TASK STATEMENT >> Scan the data. Collect each line that contains the word "type".

======== MATERIAL FOR THIS EXERCISE ========

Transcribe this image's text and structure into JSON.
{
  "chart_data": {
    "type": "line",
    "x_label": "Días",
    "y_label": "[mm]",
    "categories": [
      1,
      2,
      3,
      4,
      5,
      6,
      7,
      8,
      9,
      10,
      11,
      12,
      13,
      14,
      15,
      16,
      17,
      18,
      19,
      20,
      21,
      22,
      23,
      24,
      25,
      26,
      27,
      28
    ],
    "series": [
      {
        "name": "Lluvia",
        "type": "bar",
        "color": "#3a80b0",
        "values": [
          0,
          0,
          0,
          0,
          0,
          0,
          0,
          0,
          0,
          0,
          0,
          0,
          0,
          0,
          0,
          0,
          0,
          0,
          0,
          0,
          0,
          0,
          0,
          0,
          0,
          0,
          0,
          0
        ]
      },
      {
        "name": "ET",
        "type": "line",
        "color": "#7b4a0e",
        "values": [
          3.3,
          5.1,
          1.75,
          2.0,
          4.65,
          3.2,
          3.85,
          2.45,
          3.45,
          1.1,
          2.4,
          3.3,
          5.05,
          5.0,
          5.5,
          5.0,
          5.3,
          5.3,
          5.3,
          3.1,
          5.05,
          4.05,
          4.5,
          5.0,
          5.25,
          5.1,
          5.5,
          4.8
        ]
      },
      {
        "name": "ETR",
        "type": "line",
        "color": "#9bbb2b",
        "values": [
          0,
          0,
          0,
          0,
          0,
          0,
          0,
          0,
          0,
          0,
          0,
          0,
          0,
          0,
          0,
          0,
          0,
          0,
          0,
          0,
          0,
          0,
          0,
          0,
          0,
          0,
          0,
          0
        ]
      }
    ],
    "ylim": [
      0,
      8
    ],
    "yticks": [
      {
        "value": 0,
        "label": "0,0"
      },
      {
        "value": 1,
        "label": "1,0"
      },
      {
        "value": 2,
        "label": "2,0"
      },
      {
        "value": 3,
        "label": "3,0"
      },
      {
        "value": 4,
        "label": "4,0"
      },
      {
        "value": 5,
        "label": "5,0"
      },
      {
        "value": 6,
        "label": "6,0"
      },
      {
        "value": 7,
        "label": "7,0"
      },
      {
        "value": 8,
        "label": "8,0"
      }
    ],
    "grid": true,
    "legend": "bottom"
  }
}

========

ANSWER TO THIS EXERCISE >>
    "type": "line",
        "type": "bar",
        "type": "line",
        "type": "line",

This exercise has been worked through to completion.